What to produce
Retype the material in full, keeping every word the same.

Stored entries
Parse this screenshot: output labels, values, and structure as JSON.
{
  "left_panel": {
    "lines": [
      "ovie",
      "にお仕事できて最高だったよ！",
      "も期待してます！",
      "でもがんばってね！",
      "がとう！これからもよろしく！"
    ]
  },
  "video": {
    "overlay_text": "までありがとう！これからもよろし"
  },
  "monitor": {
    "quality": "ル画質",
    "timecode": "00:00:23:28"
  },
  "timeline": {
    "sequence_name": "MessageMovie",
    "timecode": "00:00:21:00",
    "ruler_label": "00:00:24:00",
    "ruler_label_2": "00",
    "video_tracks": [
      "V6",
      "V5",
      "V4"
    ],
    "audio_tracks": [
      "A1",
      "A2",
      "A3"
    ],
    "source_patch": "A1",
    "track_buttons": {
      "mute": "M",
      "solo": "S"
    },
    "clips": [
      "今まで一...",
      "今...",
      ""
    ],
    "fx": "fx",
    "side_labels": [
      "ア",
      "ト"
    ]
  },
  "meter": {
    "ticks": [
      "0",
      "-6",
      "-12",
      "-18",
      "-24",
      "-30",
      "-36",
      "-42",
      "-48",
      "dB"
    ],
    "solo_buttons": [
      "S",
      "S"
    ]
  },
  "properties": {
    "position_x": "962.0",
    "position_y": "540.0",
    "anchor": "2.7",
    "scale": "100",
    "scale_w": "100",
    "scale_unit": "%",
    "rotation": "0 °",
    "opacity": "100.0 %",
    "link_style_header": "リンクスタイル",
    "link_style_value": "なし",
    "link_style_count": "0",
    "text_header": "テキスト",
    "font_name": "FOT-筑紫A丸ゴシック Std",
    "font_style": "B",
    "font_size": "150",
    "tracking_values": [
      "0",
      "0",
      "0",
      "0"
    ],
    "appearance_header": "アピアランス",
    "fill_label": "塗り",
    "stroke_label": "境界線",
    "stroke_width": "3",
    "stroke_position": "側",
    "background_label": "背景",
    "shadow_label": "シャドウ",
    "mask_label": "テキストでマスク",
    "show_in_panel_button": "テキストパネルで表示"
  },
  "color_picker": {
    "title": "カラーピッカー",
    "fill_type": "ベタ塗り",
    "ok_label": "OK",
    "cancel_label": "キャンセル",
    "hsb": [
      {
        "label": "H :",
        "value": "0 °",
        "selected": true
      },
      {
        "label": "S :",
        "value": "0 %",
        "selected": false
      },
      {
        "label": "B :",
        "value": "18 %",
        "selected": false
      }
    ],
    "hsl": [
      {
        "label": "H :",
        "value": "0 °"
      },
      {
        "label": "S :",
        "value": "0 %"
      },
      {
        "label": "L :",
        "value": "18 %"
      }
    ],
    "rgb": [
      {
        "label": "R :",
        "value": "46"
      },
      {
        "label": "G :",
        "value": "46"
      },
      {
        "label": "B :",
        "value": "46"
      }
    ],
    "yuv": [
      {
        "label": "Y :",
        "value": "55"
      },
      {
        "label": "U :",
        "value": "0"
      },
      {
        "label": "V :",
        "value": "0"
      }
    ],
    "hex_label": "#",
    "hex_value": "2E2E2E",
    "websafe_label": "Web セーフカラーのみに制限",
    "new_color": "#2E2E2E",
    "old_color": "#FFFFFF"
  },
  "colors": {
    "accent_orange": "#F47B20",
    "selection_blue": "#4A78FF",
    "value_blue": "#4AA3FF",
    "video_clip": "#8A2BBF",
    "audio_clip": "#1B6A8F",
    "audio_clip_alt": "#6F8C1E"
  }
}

Result below
Parse this screenshot: output labels, values, and structure as JSON.
{
  "left_panel": {
    "lines": [
      "ovie",
      "にお仕事できて最高だったよ！",
      "も期待してます！",
      "でもがんばってね！",
      "がとう！これからもよろしく！"
    ]
  },
  "video": {
    "overlay_text": "までありがとう！これからもよろし"
  },
  "monitor": {
    "quality": "ル画質",
    "timecode": "00:00:23:28"
  },
  "timeline": {
    "sequence_name": "MessageMovie",
    "timecode": "00:00:21:00",
    "ruler_label": "00:00:24:00",
    "ruler_label_2": "00",
    "video_tracks": [
      "V6",
      "V5",
      "V4"
    ],
    "audio_tracks": [
      "A1",
      "A2",
      "A3"
    ],
    "source_patch": "A1",
    "track_buttons": {
      "mute": "M",
      "solo": "S"
    },
    "clips": [
      "今まで一...",
      "今...",
      ""
    ],
    "fx": "fx",
    "side_labels": [
      "ア",
      "ト"
    ]
  },
  "meter": {
    "ticks": [
      "0",
      "-6",
      "-12",
      "-18",
      "-24",
      "-30",
      "-36",
      "-42",
      "-48",
      "dB"
    ],
    "solo_buttons": [
      "S",
      "S"
    ]
  },
  "properties": {
    "position_x": "962.0",
    "position_y": "540.0",
    "anchor": "2.7",
    "scale": "100",
    "scale_w": "100",
    "scale_unit": "%",
    "rotation": "0 °",
    "opacity": "100.0 %",
    "link_style_header": "リンクスタイル",
    "link_style_value": "なし",
    "link_style_count": "0",
    "text_header": "テキスト",
    "font_name": "FOT-筑紫A丸ゴシック Std",
    "font_style": "B",
    "font_size": "150",
    "tracking_values": [
      "0",
      "0",
      "0",
      "0"
    ],
    "appearance_header": "アピアランス",
    "fill_label": "塗り",
    "stroke_label": "境界線",
    "stroke_width": "3",
    "stroke_position": "側",
    "background_label": "背景",
    "shadow_label": "シャドウ",
    "mask_label": "テキストでマスク",
    "show_in_panel_button": "テキストパネルで表示"
  },
  "color_picker": {
    "title": "カラーピッカー",
    "fill_type": "ベタ塗り",
    "ok_label": "OK",
    "cancel_label": "キャンセル",
    "hsb": [
      {
        "label": "H :",
        "value": "0 °",
        "selected": true
      },
      {
        "label": "S :",
        "value": "0 %",
        "selected": false
      },
      {
        "label": "B :",
        "value": "18 %",
        "selected": false
      }
    ],
    "hsl": [
      {
        "label": "H :",
        "value": "0 °"
      },
      {
        "label": "S :",
        "value": "0 %"
      },
      {
        "label": "L :",
        "value": "18 %"
      }
    ],
    "rgb": [
      {
        "label": "R :",
        "value": "46"
      },
      {
        "label": "G :",
        "value": "46"
      },
      {
        "label": "B :",
        "value": "46"
      }
    ],
    "yuv": [
      {
        "label": "Y :",
        "value": "55"
      },
      {
        "label": "U :",
        "value": "0"
      },
      {
        "label": "V :",
        "value": "0"
      }
    ],
    "hex_label": "#",
    "hex_value": "2E2E2E",
    "websafe_label": "Web セーフカラーのみに制限",
    "new_color": "#2E2E2E",
    "old_color": "#FFFFFF"
  },
  "colors": {
    "accent_orange": "#F47B20",
    "selection_blue": "#4A78FF",
    "value_blue": "#4AA3FF",
    "video_clip": "#8A2BBF",
    "audio_clip": "#1B6A8F",
    "audio_clip_alt": "#6F8C1E"
  }
}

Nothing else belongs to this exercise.